── Available data ──

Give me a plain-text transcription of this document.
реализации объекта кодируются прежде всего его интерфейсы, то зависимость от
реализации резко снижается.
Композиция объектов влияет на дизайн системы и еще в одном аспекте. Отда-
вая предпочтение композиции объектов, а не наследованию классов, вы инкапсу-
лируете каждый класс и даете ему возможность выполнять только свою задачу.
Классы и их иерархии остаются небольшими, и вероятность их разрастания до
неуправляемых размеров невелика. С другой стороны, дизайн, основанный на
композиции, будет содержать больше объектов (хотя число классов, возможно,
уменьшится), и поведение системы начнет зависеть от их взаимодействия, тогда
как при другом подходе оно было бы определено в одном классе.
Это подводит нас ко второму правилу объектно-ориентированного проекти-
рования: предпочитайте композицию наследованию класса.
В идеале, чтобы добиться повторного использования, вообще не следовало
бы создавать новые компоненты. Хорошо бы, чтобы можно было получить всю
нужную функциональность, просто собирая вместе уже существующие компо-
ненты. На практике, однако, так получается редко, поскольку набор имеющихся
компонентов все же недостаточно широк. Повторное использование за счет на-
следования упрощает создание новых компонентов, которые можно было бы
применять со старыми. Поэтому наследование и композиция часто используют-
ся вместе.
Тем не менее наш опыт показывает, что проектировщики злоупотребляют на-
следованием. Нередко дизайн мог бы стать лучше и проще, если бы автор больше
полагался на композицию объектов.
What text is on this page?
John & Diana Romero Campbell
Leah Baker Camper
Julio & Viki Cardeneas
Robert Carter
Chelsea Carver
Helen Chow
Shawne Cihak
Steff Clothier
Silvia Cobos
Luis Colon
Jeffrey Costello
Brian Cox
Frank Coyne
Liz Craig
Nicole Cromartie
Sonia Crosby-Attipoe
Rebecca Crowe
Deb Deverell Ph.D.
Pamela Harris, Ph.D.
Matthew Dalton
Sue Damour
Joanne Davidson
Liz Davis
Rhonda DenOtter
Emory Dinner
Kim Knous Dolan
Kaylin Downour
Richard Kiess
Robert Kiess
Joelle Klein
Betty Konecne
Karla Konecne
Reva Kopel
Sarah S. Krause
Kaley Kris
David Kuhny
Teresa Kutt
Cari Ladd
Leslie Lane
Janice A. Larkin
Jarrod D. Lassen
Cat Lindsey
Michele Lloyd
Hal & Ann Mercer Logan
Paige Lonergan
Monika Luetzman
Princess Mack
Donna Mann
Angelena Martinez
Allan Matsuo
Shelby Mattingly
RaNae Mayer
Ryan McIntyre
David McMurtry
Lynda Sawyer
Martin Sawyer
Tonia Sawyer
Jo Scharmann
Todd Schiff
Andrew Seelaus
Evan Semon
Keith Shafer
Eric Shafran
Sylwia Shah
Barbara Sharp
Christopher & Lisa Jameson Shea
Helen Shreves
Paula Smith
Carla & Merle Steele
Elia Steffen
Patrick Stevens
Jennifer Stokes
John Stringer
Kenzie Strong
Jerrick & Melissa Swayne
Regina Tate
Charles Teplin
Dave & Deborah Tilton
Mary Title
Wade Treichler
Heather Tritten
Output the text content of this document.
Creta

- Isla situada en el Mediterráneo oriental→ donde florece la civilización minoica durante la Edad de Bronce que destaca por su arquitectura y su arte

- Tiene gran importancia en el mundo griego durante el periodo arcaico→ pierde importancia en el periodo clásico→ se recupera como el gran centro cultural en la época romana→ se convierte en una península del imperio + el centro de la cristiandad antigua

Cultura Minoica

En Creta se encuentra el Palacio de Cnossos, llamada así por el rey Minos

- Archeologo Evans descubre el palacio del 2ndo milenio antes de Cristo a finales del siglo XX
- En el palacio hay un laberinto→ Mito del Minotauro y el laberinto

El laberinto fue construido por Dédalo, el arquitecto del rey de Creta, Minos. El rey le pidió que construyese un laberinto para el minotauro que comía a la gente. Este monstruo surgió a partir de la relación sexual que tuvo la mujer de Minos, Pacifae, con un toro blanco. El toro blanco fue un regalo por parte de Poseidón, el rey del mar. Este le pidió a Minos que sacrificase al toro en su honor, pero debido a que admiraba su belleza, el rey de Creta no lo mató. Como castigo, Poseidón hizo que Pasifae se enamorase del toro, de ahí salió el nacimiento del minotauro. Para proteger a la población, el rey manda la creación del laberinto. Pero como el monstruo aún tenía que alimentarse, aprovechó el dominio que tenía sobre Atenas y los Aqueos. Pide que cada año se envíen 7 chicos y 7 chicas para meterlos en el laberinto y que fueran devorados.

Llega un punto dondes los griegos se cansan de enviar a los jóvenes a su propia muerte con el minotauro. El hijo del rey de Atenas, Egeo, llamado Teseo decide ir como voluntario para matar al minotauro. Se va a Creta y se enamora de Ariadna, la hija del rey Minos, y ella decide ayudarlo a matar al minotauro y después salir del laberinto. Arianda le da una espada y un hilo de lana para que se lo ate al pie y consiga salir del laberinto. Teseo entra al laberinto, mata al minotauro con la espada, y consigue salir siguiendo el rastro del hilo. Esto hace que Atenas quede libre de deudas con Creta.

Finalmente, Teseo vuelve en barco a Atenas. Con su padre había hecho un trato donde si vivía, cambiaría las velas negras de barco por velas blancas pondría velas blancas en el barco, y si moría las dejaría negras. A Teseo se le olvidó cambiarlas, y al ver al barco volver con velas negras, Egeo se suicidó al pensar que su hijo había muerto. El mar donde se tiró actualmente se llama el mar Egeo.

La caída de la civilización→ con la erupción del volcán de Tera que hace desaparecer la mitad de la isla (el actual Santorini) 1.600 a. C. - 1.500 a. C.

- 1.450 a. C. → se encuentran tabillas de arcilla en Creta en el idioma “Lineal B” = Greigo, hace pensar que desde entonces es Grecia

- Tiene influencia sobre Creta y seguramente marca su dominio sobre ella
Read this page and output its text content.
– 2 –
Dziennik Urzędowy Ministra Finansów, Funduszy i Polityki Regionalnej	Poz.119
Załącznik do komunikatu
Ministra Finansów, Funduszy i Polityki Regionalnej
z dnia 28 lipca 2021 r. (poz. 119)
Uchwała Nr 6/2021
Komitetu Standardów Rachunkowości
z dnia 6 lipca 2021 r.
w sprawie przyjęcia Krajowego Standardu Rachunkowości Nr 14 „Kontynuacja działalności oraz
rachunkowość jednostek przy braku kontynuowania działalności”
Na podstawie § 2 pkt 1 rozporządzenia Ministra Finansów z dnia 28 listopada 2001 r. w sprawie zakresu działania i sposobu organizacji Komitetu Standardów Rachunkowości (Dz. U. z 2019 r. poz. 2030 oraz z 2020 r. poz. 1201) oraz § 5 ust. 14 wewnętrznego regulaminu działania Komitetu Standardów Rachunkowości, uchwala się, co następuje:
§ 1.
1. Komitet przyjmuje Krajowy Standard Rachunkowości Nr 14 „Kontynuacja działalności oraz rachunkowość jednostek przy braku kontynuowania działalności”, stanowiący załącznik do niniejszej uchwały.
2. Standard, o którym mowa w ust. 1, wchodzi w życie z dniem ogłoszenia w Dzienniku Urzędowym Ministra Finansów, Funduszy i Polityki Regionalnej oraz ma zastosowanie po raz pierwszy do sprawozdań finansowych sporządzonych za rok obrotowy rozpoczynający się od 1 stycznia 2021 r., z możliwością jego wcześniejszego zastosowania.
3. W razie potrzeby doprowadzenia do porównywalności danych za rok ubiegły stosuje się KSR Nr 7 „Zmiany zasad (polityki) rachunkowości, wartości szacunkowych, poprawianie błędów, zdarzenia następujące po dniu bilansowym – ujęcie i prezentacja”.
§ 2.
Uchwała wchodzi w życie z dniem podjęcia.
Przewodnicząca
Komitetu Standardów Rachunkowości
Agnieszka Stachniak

───

- [Given exercise]: Every line above should be written out again exactly as it stands.

- [Finished task]:
Give me a plain-text transcription of this document.
реализации объекта кодируются прежде всего его интерфейсы, то зависимость от
реализации резко снижается.
Композиция объектов влияет на дизайн системы и еще в одном аспекте. Отда-
вая предпочтение композиции объектов, а не наследованию классов, вы инкапсу-
лируете каждый класс и даете ему возможность выполнять только свою задачу.
Классы и их иерархии остаются небольшими, и вероятность их разрастания до
неуправляемых размеров невелика. С другой стороны, дизайн, основанный на
композиции, будет содержать больше объектов (хотя число классов, возможно,
уменьшится), и поведение системы начнет зависеть от их взаимодействия, тогда
как при другом подходе оно было бы определено в одном классе.
Это подводит нас ко второму правилу объектно-ориентированного проекти-
рования: предпочитайте композицию наследованию класса.
В идеале, чтобы добиться повторного использования, вообще не следовало
бы создавать новые компоненты. Хорошо бы, чтобы можно было получить всю
нужную функциональность, просто собирая вместе уже существующие компо-
ненты. На практике, однако, так получается редко, поскольку набор имеющихся
компонентов все же недостаточно широк. Повторное использование за счет на-
следования упрощает создание новых компонентов, которые можно было бы
применять со старыми. Поэтому наследование и композиция часто используют-
ся вместе.
Тем не менее наш опыт показывает, что проектировщики злоупотребляют на-
следованием. Нередко дизайн мог бы стать лучше и проще, если бы автор больше
полагался на композицию объектов.
What text is on this page?
John & Diana Romero Campbell
Leah Baker Camper
Julio & Viki Cardeneas
Robert Carter
Chelsea Carver
Helen Chow
Shawne Cihak
Steff Clothier
Silvia Cobos
Luis Colon
Jeffrey Costello
Brian Cox
Frank Coyne
Liz Craig
Nicole Cromartie
Sonia Crosby-Attipoe
Rebecca Crowe
Deb Deverell Ph.D.
Pamela Harris, Ph.D.
Matthew Dalton
Sue Damour
Joanne Davidson
Liz Davis
Rhonda DenOtter
Emory Dinner
Kim Knous Dolan
Kaylin Downour
Richard Kiess
Robert Kiess
Joelle Klein
Betty Konecne
Karla Konecne
Reva Kopel
Sarah S. Krause
Kaley Kris
David Kuhny
Teresa Kutt
Cari Ladd
Leslie Lane
Janice A. Larkin
Jarrod D. Lassen
Cat Lindsey
Michele Lloyd
Hal & Ann Mercer Logan
Paige Lonergan
Monika Luetzman
Princess Mack
Donna Mann
Angelena Martinez
Allan Matsuo
Shelby Mattingly
RaNae Mayer
Ryan McIntyre
David McMurtry
Lynda Sawyer
Martin Sawyer
Tonia Sawyer
Jo Scharmann
Todd Schiff
Andrew Seelaus
Evan Semon
Keith Shafer
Eric Shafran
Sylwia Shah
Barbara Sharp
Christopher & Lisa Jameson Shea
Helen Shreves
Paula Smith
Carla & Merle Steele
Elia Steffen
Patrick Stevens
Jennifer Stokes
John Stringer
Kenzie Strong
Jerrick & Melissa Swayne
Regina Tate
Charles Teplin
Dave & Deborah Tilton
Mary Title
Wade Treichler
Heather Tritten
Output the text content of this document.
Creta

- Isla situada en el Mediterráneo oriental→ donde florece la civilización minoica durante la Edad de Bronce que destaca por su arquitectura y su arte

- Tiene gran importancia en el mundo griego durante el periodo arcaico→ pierde importancia en el periodo clásico→ se recupera como el gran centro cultural en la época romana→ se convierte en una península del imperio + el centro de la cristiandad antigua

Cultura Minoica

En Creta se encuentra el Palacio de Cnossos, llamada así por el rey Minos

- Archeologo Evans descubre el palacio del 2ndo milenio antes de Cristo a finales del siglo XX
- En el palacio hay un laberinto→ Mito del Minotauro y el laberinto

El laberinto fue construido por Dédalo, el arquitecto del rey de Creta, Minos. El rey le pidió que construyese un laberinto para el minotauro que comía a la gente. Este monstruo surgió a partir de la relación sexual que tuvo la mujer de Minos, Pacifae, con un toro blanco. El toro blanco fue un regalo por parte de Poseidón, el rey del mar. Este le pidió a Minos que sacrificase al toro en su honor, pero debido a que admiraba su belleza, el rey de Creta no lo mató. Como castigo, Poseidón hizo que Pasifae se enamorase del toro, de ahí salió el nacimiento del minotauro. Para proteger a la población, el rey manda la creación del laberinto. Pero como el monstruo aún tenía que alimentarse, aprovechó el dominio que tenía sobre Atenas y los Aqueos. Pide que cada año se envíen 7 chicos y 7 chicas para meterlos en el laberinto y que fueran devorados.

Llega un punto dondes los griegos se cansan de enviar a los jóvenes a su propia muerte con el minotauro. El hijo del rey de Atenas, Egeo, llamado Teseo decide ir como voluntario para matar al minotauro. Se va a Creta y se enamora de Ariadna, la hija del rey Minos, y ella decide ayudarlo a matar al minotauro y después salir del laberinto. Arianda le da una espada y un hilo de lana para que se lo ate al pie y consiga salir del laberinto. Teseo entra al laberinto, mata al minotauro con la espada, y consigue salir siguiendo el rastro del hilo. Esto hace que Atenas quede libre de deudas con Creta.

Finalmente, Teseo vuelve en barco a Atenas. Con su padre había hecho un trato donde si vivía, cambiaría las velas negras de barco por velas blancas pondría velas blancas en el barco, y si moría las dejaría negras. A Teseo se le olvidó cambiarlas, y al ver al barco volver con velas negras, Egeo se suicidó al pensar que su hijo había muerto. El mar donde se tiró actualmente se llama el mar Egeo.

La caída de la civilización→ con la erupción del volcán de Tera que hace desaparecer la mitad de la isla (el actual Santorini) 1.600 a. C. - 1.500 a. C.

- 1.450 a. C. → se encuentran tabillas de arcilla en Creta en el idioma “Lineal B” = Greigo, hace pensar que desde entonces es Grecia

- Tiene influencia sobre Creta y seguramente marca su dominio sobre ella
Read this page and output its text content.
– 2 –
Dziennik Urzędowy Ministra Finansów, Funduszy i Polityki Regionalnej	Poz.119
Załącznik do komunikatu
Ministra Finansów, Funduszy i Polityki Regionalnej
z dnia 28 lipca 2021 r. (poz. 119)
Uchwała Nr 6/2021
Komitetu Standardów Rachunkowości
z dnia 6 lipca 2021 r.
w sprawie przyjęcia Krajowego Standardu Rachunkowości Nr 14 „Kontynuacja działalności oraz
rachunkowość jednostek przy braku kontynuowania działalności”
Na podstawie § 2 pkt 1 rozporządzenia Ministra Finansów z dnia 28 listopada 2001 r. w sprawie zakresu działania i sposobu organizacji Komitetu Standardów Rachunkowości (Dz. U. z 2019 r. poz. 2030 oraz z 2020 r. poz. 1201) oraz § 5 ust. 14 wewnętrznego regulaminu działania Komitetu Standardów Rachunkowości, uchwala się, co następuje:
§ 1.
1. Komitet przyjmuje Krajowy Standard Rachunkowości Nr 14 „Kontynuacja działalności oraz rachunkowość jednostek przy braku kontynuowania działalności”, stanowiący załącznik do niniejszej uchwały.
2. Standard, o którym mowa w ust. 1, wchodzi w życie z dniem ogłoszenia w Dzienniku Urzędowym Ministra Finansów, Funduszy i Polityki Regionalnej oraz ma zastosowanie po raz pierwszy do sprawozdań finansowych sporządzonych za rok obrotowy rozpoczynający się od 1 stycznia 2021 r., z możliwością jego wcześniejszego zastosowania.
3. W razie potrzeby doprowadzenia do porównywalności danych za rok ubiegły stosuje się KSR Nr 7 „Zmiany zasad (polityki) rachunkowości, wartości szacunkowych, poprawianie błędów, zdarzenia następujące po dniu bilansowym – ujęcie i prezentacja”.
§ 2.
Uchwała wchodzi w życie z dniem podjęcia.
Przewodnicząca
Komitetu Standardów Rachunkowości
Agnieszka Stachniak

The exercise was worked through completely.